__Exercise task__: Locate every line that holds the string "Džordža" and copy it.

start Record list

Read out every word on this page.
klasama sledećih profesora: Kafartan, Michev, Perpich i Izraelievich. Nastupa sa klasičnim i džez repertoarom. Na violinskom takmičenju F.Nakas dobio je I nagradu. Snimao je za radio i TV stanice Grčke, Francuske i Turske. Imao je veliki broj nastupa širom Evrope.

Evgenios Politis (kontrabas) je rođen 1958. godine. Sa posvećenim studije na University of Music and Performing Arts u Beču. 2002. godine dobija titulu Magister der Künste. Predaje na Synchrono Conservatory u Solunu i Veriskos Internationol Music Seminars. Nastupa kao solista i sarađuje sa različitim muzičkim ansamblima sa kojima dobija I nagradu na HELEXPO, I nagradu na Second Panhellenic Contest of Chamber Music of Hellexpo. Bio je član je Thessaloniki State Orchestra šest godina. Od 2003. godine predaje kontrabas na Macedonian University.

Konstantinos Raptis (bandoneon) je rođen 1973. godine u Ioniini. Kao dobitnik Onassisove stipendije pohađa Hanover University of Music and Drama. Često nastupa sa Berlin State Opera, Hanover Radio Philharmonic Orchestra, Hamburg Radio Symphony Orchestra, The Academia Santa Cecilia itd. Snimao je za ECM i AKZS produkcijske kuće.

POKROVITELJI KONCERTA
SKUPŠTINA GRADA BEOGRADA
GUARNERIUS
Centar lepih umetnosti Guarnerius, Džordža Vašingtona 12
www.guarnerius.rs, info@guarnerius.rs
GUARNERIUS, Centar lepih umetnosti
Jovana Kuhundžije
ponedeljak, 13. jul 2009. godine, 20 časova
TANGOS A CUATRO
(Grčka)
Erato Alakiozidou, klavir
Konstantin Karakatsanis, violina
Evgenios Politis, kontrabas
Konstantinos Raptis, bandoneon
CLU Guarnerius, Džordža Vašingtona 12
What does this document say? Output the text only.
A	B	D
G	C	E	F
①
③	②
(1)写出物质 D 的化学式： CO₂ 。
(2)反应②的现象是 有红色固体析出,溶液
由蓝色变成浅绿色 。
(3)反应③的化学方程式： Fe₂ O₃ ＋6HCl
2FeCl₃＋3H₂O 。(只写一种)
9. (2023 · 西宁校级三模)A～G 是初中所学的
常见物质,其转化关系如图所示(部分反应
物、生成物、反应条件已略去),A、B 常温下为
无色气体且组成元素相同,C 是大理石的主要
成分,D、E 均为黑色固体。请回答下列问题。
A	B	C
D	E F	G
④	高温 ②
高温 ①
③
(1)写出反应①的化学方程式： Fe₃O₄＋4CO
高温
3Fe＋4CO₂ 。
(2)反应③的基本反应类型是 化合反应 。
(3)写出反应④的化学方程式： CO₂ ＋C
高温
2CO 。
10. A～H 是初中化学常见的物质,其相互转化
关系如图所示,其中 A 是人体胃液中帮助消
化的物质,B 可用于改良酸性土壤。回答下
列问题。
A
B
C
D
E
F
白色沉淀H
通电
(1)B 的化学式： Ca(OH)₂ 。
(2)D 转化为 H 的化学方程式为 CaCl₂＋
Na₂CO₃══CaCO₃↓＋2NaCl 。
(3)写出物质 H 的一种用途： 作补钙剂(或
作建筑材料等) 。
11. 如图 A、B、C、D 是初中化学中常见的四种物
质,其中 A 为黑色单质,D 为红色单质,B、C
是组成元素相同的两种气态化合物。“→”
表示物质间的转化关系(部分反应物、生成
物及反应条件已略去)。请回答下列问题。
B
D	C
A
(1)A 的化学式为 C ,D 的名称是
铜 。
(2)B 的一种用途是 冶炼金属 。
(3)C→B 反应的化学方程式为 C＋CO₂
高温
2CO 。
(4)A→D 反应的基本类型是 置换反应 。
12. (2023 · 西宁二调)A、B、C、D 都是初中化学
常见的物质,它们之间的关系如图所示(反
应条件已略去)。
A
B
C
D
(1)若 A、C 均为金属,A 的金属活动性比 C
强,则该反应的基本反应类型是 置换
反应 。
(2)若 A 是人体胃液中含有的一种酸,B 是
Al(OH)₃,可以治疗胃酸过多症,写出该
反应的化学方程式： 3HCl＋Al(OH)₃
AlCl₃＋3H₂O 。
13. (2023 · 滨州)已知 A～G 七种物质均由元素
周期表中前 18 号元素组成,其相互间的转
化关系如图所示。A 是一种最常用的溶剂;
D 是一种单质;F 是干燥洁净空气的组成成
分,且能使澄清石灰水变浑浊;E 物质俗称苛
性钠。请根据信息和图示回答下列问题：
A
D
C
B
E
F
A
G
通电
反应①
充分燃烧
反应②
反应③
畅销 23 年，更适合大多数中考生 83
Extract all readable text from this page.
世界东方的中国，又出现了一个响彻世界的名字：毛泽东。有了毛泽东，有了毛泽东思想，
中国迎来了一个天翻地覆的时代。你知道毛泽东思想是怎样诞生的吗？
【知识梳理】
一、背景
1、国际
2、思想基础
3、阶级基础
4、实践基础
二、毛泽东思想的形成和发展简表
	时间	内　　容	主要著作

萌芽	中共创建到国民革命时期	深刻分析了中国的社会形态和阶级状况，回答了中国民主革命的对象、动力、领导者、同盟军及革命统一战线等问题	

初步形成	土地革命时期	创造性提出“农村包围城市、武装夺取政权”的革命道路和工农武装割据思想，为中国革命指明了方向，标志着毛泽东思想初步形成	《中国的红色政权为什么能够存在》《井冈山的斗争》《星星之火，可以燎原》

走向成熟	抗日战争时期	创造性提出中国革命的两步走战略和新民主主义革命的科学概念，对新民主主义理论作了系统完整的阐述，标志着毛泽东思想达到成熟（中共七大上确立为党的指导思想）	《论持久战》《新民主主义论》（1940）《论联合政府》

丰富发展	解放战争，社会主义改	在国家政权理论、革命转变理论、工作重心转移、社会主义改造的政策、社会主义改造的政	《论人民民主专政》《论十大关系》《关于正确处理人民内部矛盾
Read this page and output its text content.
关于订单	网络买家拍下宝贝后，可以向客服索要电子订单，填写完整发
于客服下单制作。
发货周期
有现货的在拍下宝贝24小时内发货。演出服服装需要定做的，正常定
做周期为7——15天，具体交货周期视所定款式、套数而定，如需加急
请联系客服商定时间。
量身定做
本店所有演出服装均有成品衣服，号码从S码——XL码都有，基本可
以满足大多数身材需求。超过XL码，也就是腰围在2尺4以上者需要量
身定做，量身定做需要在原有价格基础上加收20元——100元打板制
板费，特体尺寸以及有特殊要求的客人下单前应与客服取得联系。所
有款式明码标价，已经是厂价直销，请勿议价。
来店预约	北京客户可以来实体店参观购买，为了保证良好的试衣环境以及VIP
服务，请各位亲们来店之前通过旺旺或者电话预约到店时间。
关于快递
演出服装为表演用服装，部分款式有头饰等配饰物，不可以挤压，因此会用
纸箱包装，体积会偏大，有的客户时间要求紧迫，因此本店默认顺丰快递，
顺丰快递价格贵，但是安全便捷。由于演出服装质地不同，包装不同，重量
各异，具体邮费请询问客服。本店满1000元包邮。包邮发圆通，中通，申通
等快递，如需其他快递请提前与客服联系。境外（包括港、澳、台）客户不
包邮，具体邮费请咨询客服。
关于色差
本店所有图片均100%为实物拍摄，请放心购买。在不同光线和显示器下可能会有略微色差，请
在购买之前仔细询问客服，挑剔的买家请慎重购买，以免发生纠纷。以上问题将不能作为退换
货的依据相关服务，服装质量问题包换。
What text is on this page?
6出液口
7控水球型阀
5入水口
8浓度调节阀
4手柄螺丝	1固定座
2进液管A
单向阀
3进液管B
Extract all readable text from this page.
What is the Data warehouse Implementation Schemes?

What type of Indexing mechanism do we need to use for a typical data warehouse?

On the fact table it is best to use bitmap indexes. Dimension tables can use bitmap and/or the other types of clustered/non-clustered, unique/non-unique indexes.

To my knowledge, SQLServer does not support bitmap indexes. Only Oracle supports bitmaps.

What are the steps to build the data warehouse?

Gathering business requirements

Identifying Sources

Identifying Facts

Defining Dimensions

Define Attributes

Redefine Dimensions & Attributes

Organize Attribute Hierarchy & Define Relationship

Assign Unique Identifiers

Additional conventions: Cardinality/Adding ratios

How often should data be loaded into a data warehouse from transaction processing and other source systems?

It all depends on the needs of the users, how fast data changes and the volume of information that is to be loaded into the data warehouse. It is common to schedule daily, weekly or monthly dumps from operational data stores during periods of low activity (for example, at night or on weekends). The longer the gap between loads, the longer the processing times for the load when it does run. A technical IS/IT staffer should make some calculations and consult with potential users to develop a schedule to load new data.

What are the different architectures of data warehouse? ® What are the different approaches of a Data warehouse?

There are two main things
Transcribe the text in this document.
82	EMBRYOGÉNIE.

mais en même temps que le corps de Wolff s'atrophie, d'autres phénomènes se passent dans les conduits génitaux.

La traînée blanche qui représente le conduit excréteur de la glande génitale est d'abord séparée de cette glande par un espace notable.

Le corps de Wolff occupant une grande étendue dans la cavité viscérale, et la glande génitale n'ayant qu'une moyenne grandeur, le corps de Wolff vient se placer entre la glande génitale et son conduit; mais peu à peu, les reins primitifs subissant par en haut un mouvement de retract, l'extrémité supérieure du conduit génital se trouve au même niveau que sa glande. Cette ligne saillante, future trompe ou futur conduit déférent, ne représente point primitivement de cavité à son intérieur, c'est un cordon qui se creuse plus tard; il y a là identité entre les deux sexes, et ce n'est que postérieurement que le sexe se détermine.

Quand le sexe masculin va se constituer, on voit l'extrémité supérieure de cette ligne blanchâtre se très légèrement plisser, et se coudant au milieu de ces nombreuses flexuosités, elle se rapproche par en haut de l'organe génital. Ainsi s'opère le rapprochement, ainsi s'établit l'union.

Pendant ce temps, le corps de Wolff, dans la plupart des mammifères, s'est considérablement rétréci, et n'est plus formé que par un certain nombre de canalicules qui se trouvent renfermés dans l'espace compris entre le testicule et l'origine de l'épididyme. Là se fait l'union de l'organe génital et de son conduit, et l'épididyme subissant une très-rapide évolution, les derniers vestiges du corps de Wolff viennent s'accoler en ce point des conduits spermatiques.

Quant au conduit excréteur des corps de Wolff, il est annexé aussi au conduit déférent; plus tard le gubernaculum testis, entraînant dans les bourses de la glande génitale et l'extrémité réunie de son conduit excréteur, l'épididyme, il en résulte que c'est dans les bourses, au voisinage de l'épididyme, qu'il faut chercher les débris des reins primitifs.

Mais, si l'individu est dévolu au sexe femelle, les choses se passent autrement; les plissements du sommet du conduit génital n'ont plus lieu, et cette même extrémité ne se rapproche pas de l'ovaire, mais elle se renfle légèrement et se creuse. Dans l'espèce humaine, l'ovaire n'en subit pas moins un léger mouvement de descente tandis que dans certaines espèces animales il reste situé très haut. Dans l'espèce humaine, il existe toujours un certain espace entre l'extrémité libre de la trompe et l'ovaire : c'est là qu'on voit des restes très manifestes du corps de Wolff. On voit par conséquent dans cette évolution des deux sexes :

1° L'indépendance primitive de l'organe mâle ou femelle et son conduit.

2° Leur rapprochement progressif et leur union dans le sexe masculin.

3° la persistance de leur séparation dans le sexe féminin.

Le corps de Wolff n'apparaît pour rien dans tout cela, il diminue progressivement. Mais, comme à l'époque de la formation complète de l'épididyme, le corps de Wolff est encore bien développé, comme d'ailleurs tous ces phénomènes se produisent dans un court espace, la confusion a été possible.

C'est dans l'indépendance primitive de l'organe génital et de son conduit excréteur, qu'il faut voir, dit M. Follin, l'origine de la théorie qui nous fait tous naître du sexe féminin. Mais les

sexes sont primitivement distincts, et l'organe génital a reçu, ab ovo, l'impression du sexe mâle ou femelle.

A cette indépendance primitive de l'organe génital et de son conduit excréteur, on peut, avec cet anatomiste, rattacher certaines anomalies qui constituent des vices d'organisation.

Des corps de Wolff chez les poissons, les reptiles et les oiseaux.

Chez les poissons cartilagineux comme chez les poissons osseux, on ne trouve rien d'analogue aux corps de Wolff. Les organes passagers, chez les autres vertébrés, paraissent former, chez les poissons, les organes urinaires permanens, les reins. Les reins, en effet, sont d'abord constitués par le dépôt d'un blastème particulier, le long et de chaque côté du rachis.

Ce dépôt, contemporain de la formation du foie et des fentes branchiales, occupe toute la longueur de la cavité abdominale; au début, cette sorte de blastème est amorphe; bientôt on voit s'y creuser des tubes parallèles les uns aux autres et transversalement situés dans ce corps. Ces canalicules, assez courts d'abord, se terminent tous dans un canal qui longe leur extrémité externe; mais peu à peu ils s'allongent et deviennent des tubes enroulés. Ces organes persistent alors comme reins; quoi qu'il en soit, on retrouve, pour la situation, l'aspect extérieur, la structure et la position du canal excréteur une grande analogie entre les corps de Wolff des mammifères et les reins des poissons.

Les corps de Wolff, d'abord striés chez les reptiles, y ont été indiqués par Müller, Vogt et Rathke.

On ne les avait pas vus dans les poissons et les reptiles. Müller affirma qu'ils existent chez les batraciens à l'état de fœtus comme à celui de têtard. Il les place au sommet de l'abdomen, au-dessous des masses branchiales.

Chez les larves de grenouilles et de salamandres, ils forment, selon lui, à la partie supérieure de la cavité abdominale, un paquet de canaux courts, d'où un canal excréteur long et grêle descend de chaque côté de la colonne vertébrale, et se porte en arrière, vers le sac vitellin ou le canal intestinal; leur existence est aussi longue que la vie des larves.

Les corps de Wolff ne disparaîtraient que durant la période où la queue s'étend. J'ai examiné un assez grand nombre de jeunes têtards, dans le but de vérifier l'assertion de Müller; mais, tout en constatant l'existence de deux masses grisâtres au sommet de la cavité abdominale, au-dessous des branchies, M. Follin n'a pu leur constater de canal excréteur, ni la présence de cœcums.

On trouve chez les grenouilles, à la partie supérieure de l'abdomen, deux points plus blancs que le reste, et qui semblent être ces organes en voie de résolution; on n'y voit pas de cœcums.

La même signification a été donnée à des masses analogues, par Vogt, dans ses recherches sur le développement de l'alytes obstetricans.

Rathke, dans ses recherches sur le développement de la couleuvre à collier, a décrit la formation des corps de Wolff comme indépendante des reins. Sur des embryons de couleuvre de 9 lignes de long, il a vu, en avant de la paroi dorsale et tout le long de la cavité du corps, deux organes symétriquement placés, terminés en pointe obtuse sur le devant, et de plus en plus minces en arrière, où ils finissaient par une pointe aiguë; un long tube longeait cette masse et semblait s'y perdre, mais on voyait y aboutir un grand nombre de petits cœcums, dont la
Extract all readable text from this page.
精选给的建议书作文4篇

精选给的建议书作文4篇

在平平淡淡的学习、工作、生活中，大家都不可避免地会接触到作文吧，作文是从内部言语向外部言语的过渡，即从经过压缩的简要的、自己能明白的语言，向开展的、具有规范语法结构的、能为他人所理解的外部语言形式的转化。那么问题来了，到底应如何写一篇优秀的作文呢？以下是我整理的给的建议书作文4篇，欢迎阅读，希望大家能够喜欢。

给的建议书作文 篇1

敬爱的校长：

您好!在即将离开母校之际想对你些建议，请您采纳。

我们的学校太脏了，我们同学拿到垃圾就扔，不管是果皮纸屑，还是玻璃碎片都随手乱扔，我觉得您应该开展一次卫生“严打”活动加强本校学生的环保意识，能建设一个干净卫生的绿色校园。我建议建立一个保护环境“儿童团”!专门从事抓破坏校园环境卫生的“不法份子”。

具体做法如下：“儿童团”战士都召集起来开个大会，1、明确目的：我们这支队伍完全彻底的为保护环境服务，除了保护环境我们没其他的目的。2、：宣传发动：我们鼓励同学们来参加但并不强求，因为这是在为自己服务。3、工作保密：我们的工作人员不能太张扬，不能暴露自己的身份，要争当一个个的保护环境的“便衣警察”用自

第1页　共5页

end Record list

__Finished answer__:
Centar lepih umetnosti Guarnerius, Džordža Vašingtona 12
CLU Guarnerius, Džordža Vašingtona 12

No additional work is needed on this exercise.